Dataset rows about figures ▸
----

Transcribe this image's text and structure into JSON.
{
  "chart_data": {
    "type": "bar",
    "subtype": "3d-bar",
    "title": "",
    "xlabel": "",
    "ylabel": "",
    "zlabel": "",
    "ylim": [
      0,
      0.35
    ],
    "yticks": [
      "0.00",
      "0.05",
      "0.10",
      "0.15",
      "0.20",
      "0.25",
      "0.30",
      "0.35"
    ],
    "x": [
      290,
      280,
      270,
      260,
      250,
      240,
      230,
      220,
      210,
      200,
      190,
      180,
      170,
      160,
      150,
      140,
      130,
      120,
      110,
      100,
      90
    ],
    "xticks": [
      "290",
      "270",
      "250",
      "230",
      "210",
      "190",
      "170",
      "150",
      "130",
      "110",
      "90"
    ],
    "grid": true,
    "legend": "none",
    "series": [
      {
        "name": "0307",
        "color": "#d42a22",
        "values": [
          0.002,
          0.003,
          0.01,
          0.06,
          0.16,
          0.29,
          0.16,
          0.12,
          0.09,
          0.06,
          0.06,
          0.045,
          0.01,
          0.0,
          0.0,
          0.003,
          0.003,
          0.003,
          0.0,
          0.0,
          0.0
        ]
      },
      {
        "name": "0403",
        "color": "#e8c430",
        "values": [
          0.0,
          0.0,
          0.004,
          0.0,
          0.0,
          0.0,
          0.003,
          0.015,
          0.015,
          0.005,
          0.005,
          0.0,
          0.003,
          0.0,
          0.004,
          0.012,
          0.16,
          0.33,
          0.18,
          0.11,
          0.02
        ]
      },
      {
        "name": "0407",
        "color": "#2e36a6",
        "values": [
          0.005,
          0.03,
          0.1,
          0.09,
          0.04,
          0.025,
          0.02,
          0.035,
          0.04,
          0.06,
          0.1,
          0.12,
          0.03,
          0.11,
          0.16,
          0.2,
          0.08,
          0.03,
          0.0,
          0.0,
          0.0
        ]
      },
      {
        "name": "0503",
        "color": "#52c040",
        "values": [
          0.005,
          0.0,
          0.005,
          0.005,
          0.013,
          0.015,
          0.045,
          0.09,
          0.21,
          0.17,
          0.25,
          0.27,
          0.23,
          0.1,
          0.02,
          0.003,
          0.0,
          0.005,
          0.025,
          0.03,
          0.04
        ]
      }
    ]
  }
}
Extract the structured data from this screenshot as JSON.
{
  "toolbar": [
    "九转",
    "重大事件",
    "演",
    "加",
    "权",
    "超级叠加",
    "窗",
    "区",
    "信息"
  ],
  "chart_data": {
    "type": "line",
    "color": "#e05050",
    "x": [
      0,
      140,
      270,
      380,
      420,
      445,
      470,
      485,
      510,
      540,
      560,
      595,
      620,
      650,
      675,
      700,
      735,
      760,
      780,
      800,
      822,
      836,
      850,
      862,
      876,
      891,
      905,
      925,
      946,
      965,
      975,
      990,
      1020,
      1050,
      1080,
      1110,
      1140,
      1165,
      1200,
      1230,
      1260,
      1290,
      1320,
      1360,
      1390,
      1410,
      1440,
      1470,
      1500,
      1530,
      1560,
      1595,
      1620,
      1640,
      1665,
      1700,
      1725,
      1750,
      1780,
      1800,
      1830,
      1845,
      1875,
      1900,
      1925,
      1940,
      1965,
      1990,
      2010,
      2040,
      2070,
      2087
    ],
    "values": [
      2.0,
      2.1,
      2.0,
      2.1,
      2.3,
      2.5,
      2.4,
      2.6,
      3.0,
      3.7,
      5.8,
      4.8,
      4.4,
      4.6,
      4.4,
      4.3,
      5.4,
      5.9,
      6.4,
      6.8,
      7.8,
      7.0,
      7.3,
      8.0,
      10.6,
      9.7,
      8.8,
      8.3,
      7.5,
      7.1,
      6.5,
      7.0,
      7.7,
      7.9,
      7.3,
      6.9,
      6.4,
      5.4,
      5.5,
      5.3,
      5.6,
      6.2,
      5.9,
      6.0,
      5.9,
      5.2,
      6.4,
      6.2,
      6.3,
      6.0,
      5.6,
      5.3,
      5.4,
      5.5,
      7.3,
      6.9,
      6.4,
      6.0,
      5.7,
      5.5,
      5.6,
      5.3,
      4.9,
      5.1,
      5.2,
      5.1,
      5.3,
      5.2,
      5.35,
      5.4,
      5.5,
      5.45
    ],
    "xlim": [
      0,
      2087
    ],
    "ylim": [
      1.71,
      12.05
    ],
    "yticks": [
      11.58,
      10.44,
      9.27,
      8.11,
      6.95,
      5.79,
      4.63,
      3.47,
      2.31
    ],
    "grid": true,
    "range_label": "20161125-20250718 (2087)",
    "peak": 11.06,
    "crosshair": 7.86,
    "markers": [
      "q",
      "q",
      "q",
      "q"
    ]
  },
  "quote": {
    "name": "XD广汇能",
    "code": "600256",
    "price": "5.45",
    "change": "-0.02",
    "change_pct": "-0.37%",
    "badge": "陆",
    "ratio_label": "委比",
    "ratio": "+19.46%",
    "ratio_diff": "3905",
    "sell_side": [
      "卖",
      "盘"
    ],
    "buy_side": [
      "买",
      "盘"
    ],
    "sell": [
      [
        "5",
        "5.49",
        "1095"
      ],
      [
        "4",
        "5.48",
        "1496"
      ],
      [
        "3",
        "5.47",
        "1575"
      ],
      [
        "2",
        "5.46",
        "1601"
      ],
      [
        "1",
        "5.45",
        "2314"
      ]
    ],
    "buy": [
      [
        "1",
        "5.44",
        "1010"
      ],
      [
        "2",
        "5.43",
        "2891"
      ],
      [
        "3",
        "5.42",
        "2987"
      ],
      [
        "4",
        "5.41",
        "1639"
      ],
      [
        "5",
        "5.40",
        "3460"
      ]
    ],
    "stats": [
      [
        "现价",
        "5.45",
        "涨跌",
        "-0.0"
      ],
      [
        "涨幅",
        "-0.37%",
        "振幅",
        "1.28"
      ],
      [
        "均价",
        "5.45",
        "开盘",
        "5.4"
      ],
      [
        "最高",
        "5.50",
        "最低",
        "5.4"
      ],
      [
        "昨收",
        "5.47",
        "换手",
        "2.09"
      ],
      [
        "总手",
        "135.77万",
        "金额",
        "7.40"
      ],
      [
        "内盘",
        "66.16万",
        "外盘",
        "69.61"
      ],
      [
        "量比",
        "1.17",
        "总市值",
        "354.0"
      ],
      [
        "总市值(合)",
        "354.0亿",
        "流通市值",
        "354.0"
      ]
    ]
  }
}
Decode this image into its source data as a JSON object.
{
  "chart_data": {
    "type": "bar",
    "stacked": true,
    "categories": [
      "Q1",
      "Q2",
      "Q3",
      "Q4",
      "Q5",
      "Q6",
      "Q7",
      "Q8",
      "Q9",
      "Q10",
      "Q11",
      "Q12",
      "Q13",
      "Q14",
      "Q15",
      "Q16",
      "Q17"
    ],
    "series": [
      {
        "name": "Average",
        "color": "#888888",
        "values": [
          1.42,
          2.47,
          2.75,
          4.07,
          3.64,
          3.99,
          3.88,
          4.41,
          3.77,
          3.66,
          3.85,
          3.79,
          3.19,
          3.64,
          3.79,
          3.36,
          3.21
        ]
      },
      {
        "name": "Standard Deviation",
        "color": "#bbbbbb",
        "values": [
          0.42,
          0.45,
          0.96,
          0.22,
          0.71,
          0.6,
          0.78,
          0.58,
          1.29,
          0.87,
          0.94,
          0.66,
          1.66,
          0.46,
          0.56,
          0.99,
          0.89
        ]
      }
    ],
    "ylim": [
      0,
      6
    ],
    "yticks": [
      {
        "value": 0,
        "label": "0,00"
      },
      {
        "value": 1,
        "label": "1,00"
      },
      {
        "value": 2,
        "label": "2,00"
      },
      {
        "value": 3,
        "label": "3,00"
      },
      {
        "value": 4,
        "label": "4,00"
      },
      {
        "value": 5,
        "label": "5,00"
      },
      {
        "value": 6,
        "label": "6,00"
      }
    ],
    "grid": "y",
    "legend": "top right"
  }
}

----

WORK INSTRUCTIONS ▸
All lines above with "into" in them should be returned.

RESULT OF THIS EXERCISE ▸
Transcribe this image's text and structure into JSON.
Decode this image into its source data as a JSON object.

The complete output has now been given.